What is asked :: Write the records below out in full, character for character, with no pictures.

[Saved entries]
>> BEGIN

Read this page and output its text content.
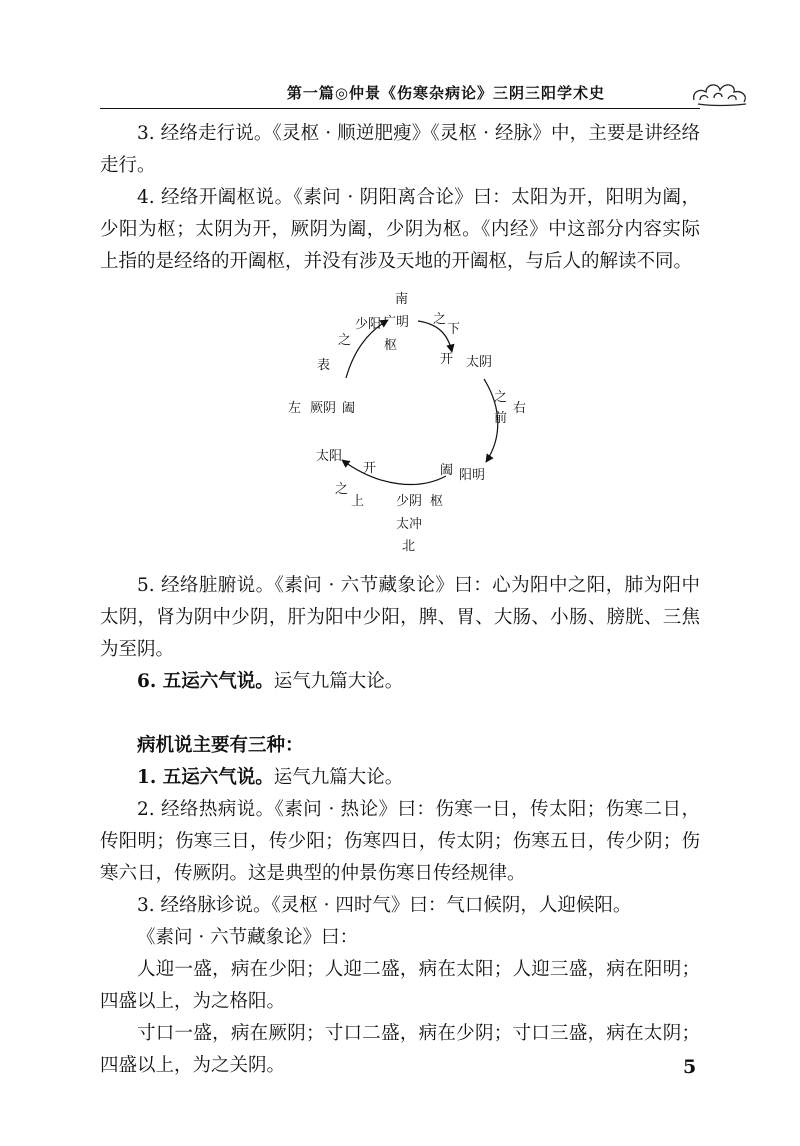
第一篇◎仲景《伤寒杂病论》三阴三阳学术史

3. 经络走行说。《灵枢 · 顺逆肥瘦》《灵枢 · 经脉》中，主要是讲经络走行。

4. 经络开阖枢说。《素问 · 阴阳离合论》曰：太阳为开，阳明为阖，少阳为枢；太阴为开，厥阴为阖，少阴为枢。《内经》中这部分内容实际上指的是经络的开阖枢，并没有涉及天地的开阖枢，与后人的解读不同。

南
广明
枢
少阳
之
表
之
下
开 太阴
之
前
右
左 厥阴 阖
阖 阳明
太阳
开
之
上 少阴 枢
太冲
北

5. 经络脏腑说。《素问 · 六节藏象论》曰：心为阳中之阳，肺为阳中太阴，肾为阴中少阴，肝为阳中少阳，脾、胃、大肠、小肠、膀胱、三焦为至阴。

6. 五运六气说。运气九篇大论。

病机说主要有三种：

1. 五运六气说。运气九篇大论。

2. 经络热病说。《素问 · 热论》曰：伤寒一日，传太阳；伤寒二日，传阳明；伤寒三日，传少阳；伤寒四日，传太阴；伤寒五日，传少阴；伤寒六日，传厥阴。这是典型的仲景伤寒日传经规律。

3. 经络脉诊说。《灵枢 · 四时气》曰：气口候阴，人迎候阳。

《素问 · 六节藏象论》曰：

人迎一盛，病在少阳；人迎二盛，病在太阳；人迎三盛，病在阳明；四盛以上，为之格阳。

寸口一盛，病在厥阴；寸口二盛，病在少阴；寸口三盛，病在太阴；四盛以上，为之关阴。	5
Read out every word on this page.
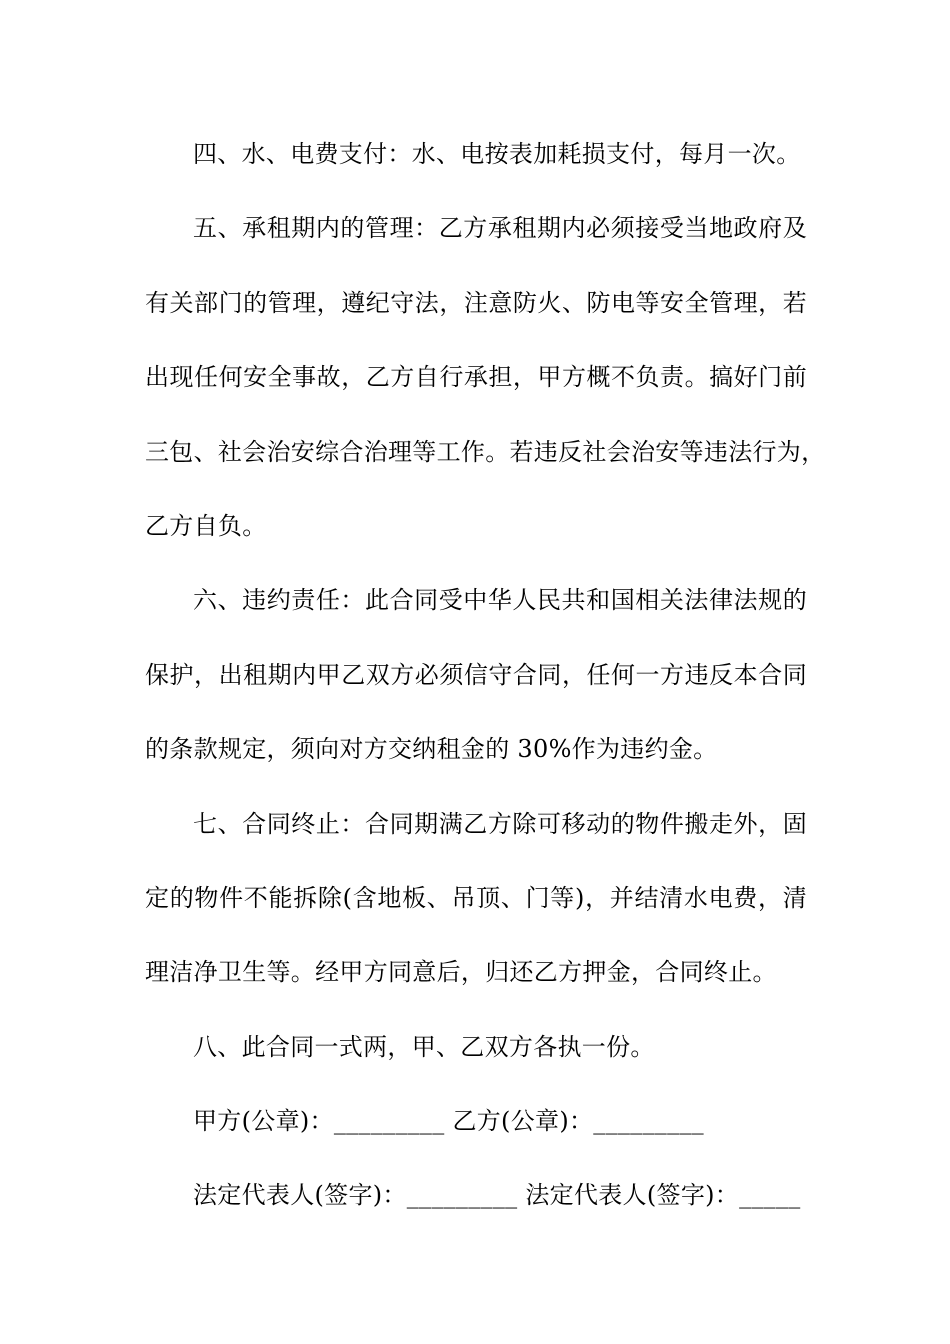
四、水、电费支付：水、电按表加耗损支付，每月一次。
五、承租期内的管理：乙方承租期内必须接受当地政府及
有关部门的管理，遵纪守法，注意防火、防电等安全管理，若
出现任何安全事故，乙方自行承担，甲方概不负责。搞好门前
三包、社会治安综合治理等工作。若违反社会治安等违法行为，
乙方自负。
六、违约责任：此合同受中华人民共和国相关法律法规的
保护，出租期内甲乙双方必须信守合同，任何一方违反本合同
的条款规定，须向对方交纳租金的 30%作为违约金。
七、合同终止：合同期满乙方除可移动的物件搬走外，固
定的物件不能拆除(含地板、吊顶、门等)，并结清水电费，清
理洁净卫生等。经甲方同意后，归还乙方押金，合同终止。
八、此合同一式两，甲、乙双方各执一份。
甲方(公章)：_________ 乙方(公章)：_________
法定代表人(签字)：_________ 法定代表人(签字)：_____
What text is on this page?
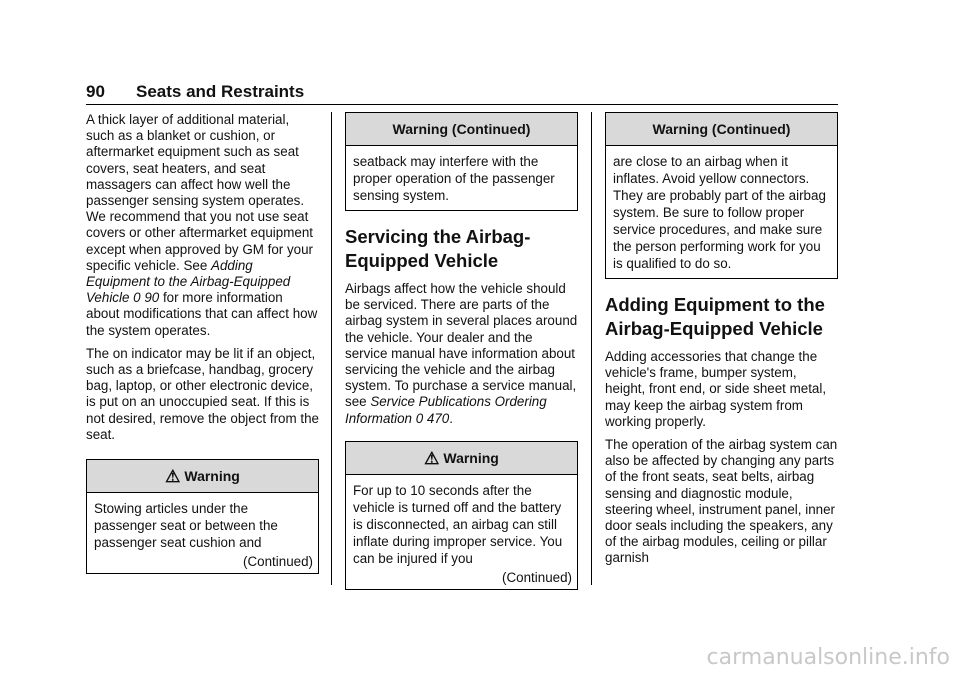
90 Seats and Restraints

A thick layer of additional material, such as a blanket or cushion, or aftermarket equipment such as seat covers, seat heaters, and seat massagers can affect how well the passenger sensing system operates. We recommend that you not use seat covers or other aftermarket equipment except when approved by GM for your specific vehicle. See Adding Equipment to the Airbag-Equipped Vehicle 0 90 for more information about modifications that can affect how the system operates.

The on indicator may be lit if an object, such as a briefcase, handbag, grocery bag, laptop, or other electronic device, is put on an unoccupied seat. If this is not desired, remove the object from the seat.

⚠ Warning
Stowing articles under the passenger seat or between the passenger seat cushion and
(Continued)
Warning (Continued)
seatback may interfere with the proper operation of the passenger sensing system.
Servicing the Airbag-Equipped Vehicle

Airbags affect how the vehicle should be serviced. There are parts of the airbag system in several places around the vehicle. Your dealer and the service manual have information about servicing the vehicle and the airbag system. To purchase a service manual, see Service Publications Ordering Information 0 470.

⚠ Warning
For up to 10 seconds after the vehicle is turned off and the battery is disconnected, an airbag can still inflate during improper service. You can be injured if you
(Continued)
Warning (Continued)
are close to an airbag when it inflates. Avoid yellow connectors. They are probably part of the airbag system. Be sure to follow proper service procedures, and make sure the person performing work for you is qualified to do so.
Adding Equipment to the Airbag-Equipped Vehicle

Adding accessories that change the vehicle's frame, bumper system, height, front end, or side sheet metal, may keep the airbag system from working properly.

The operation of the airbag system can also be affected by changing any parts of the front seats, seat belts, airbag sensing and diagnostic module, steering wheel, instrument panel, inner door seals including the speakers, any of the airbag modules, ceiling or pillar garnish

carmanualsonline.info
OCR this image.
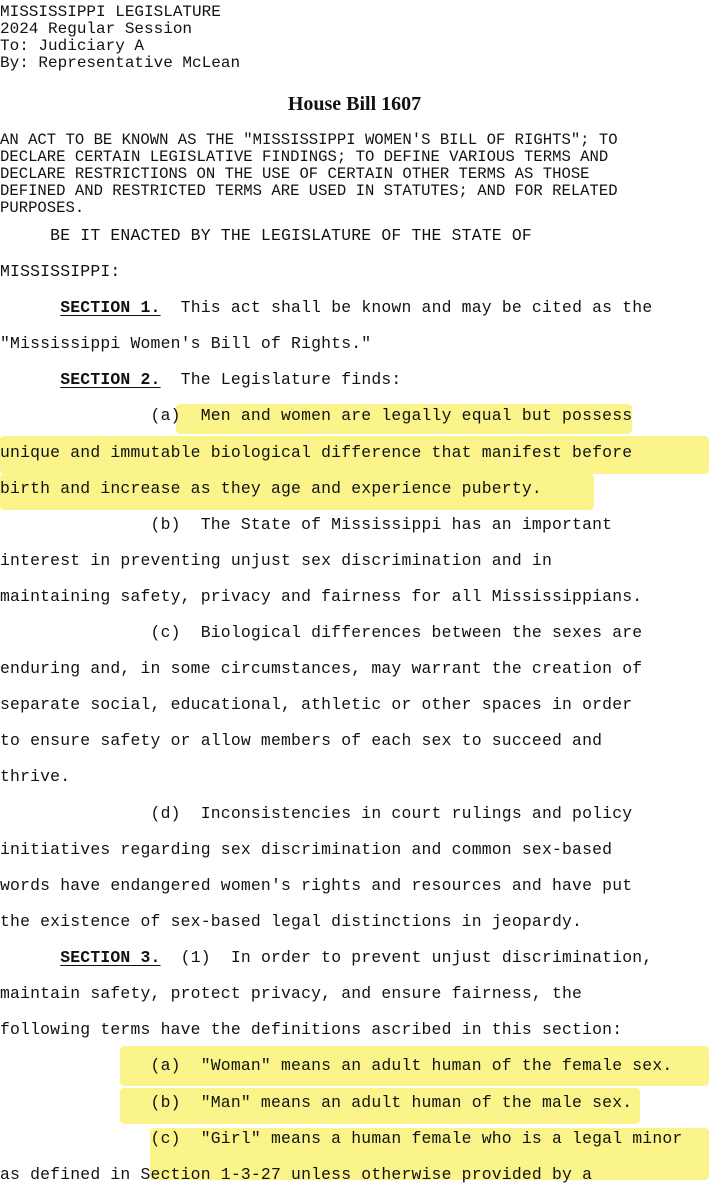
MISSISSIPPI LEGISLATURE
2024 Regular Session
To: Judiciary A
By: Representative McLean
House Bill 1607
AN ACT TO BE KNOWN AS THE "MISSISSIPPI WOMEN'S BILL OF RIGHTS"; TO
DECLARE CERTAIN LEGISLATIVE FINDINGS; TO DEFINE VARIOUS TERMS AND
DECLARE RESTRICTIONS ON THE USE OF CERTAIN OTHER TERMS AS THOSE
DEFINED AND RESTRICTED TERMS ARE USED IN STATUTES; AND FOR RELATED
PURPOSES.
BE IT ENACTED BY THE LEGISLATURE OF THE STATE OF
MISSISSIPPI:
SECTION 1.  This act shall be known and may be cited as the
"Mississippi Women's Bill of Rights."
SECTION 2.  The Legislature finds:
(a)  Men and women are legally equal but possess
unique and immutable biological difference that manifest before
birth and increase as they age and experience puberty.
(b)  The State of Mississippi has an important
interest in preventing unjust sex discrimination and in
maintaining safety, privacy and fairness for all Mississippians.
(c)  Biological differences between the sexes are
enduring and, in some circumstances, may warrant the creation of
separate social, educational, athletic or other spaces in order
to ensure safety or allow members of each sex to succeed and
thrive.
(d)  Inconsistencies in court rulings and policy
initiatives regarding sex discrimination and common sex-based
words have endangered women's rights and resources and have put
the existence of sex-based legal distinctions in jeopardy.
SECTION 3.  (1)  In order to prevent unjust discrimination,
maintain safety, protect privacy, and ensure fairness, the
following terms have the definitions ascribed in this section:
(a)  "Woman" means an adult human of the female sex.
(b)  "Man" means an adult human of the male sex.
(c)  "Girl" means a human female who is a legal minor
as defined in Section 1-3-27 unless otherwise provided by a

>> END

Response to the task ::
Read this page and output its text content.
第一篇◎仲景《伤寒杂病论》三阴三阳学术史

3. 经络走行说。《灵枢 · 顺逆肥瘦》《灵枢 · 经脉》中，主要是讲经络走行。

4. 经络开阖枢说。《素问 · 阴阳离合论》曰：太阳为开，阳明为阖，少阳为枢；太阴为开，厥阴为阖，少阴为枢。《内经》中这部分内容实际上指的是经络的开阖枢，并没有涉及天地的开阖枢，与后人的解读不同。

南
广明
枢
少阳
之
表
之
下
开 太阴
之
前
右
左 厥阴 阖
阖 阳明
太阳
开
之
上 少阴 枢
太冲
北

5. 经络脏腑说。《素问 · 六节藏象论》曰：心为阳中之阳，肺为阳中太阴，肾为阴中少阴，肝为阳中少阳，脾、胃、大肠、小肠、膀胱、三焦为至阴。

6. 五运六气说。运气九篇大论。

病机说主要有三种：

1. 五运六气说。运气九篇大论。

2. 经络热病说。《素问 · 热论》曰：伤寒一日，传太阳；伤寒二日，传阳明；伤寒三日，传少阳；伤寒四日，传太阴；伤寒五日，传少阴；伤寒六日，传厥阴。这是典型的仲景伤寒日传经规律。

3. 经络脉诊说。《灵枢 · 四时气》曰：气口候阴，人迎候阳。

《素问 · 六节藏象论》曰：

人迎一盛，病在少阳；人迎二盛，病在太阳；人迎三盛，病在阳明；四盛以上，为之格阳。

寸口一盛，病在厥阴；寸口二盛，病在少阴；寸口三盛，病在太阴；四盛以上，为之关阴。	5
Read out every word on this page.
四、水、电费支付：水、电按表加耗损支付，每月一次。
五、承租期内的管理：乙方承租期内必须接受当地政府及
有关部门的管理，遵纪守法，注意防火、防电等安全管理，若
出现任何安全事故，乙方自行承担，甲方概不负责。搞好门前
三包、社会治安综合治理等工作。若违反社会治安等违法行为，
乙方自负。
六、违约责任：此合同受中华人民共和国相关法律法规的
保护，出租期内甲乙双方必须信守合同，任何一方违反本合同
的条款规定，须向对方交纳租金的 30%作为违约金。
七、合同终止：合同期满乙方除可移动的物件搬走外，固
定的物件不能拆除(含地板、吊顶、门等)，并结清水电费，清
理洁净卫生等。经甲方同意后，归还乙方押金，合同终止。
八、此合同一式两，甲、乙双方各执一份。
甲方(公章)：_________ 乙方(公章)：_________
法定代表人(签字)：_________ 法定代表人(签字)：_____
What text is on this page?
90 Seats and Restraints

A thick layer of additional material, such as a blanket or cushion, or aftermarket equipment such as seat covers, seat heaters, and seat massagers can affect how well the passenger sensing system operates. We recommend that you not use seat covers or other aftermarket equipment except when approved by GM for your specific vehicle. See Adding Equipment to the Airbag-Equipped Vehicle 0 90 for more information about modifications that can affect how the system operates.

The on indicator may be lit if an object, such as a briefcase, handbag, grocery bag, laptop, or other electronic device, is put on an unoccupied seat. If this is not desired, remove the object from the seat.

⚠ Warning
Stowing articles under the passenger seat or between the passenger seat cushion and
(Continued)
Warning (Continued)
seatback may interfere with the proper operation of the passenger sensing system.
Servicing the Airbag-Equipped Vehicle

Airbags affect how the vehicle should be serviced. There are parts of the airbag system in several places around the vehicle. Your dealer and the service manual have information about servicing the vehicle and the airbag system. To purchase a service manual, see Service Publications Ordering Information 0 470.

⚠ Warning
For up to 10 seconds after the vehicle is turned off and the battery is disconnected, an airbag can still inflate during improper service. You can be injured if you
(Continued)
Warning (Continued)
are close to an airbag when it inflates. Avoid yellow connectors. They are probably part of the airbag system. Be sure to follow proper service procedures, and make sure the person performing work for you is qualified to do so.
Adding Equipment to the Airbag-Equipped Vehicle

Adding accessories that change the vehicle's frame, bumper system, height, front end, or side sheet metal, may keep the airbag system from working properly.

The operation of the airbag system can also be affected by changing any parts of the front seats, seat belts, airbag sensing and diagnostic module, steering wheel, instrument panel, inner door seals including the speakers, any of the airbag modules, ceiling or pillar garnish

carmanualsonline.info
OCR this image.
MISSISSIPPI LEGISLATURE
2024 Regular Session
To: Judiciary A
By: Representative McLean
House Bill 1607
AN ACT TO BE KNOWN AS THE "MISSISSIPPI WOMEN'S BILL OF RIGHTS"; TO
DECLARE CERTAIN LEGISLATIVE FINDINGS; TO DEFINE VARIOUS TERMS AND
DECLARE RESTRICTIONS ON THE USE OF CERTAIN OTHER TERMS AS THOSE
DEFINED AND RESTRICTED TERMS ARE USED IN STATUTES; AND FOR RELATED
PURPOSES.
BE IT ENACTED BY THE LEGISLATURE OF THE STATE OF
MISSISSIPPI:
SECTION 1.  This act shall be known and may be cited as the
"Mississippi Women's Bill of Rights."
SECTION 2.  The Legislature finds:
(a)  Men and women are legally equal but possess
unique and immutable biological difference that manifest before
birth and increase as they age and experience puberty.
(b)  The State of Mississippi has an important
interest in preventing unjust sex discrimination and in
maintaining safety, privacy and fairness for all Mississippians.
(c)  Biological differences between the sexes are
enduring and, in some circumstances, may warrant the creation of
separate social, educational, athletic or other spaces in order
to ensure safety or allow members of each sex to succeed and
thrive.
(d)  Inconsistencies in court rulings and policy
initiatives regarding sex discrimination and common sex-based
words have endangered women's rights and resources and have put
the existence of sex-based legal distinctions in jeopardy.
SECTION 3.  (1)  In order to prevent unjust discrimination,
maintain safety, protect privacy, and ensure fairness, the
following terms have the definitions ascribed in this section:
(a)  "Woman" means an adult human of the female sex.
(b)  "Man" means an adult human of the male sex.
(c)  "Girl" means a human female who is a legal minor
as defined in Section 1-3-27 unless otherwise provided by a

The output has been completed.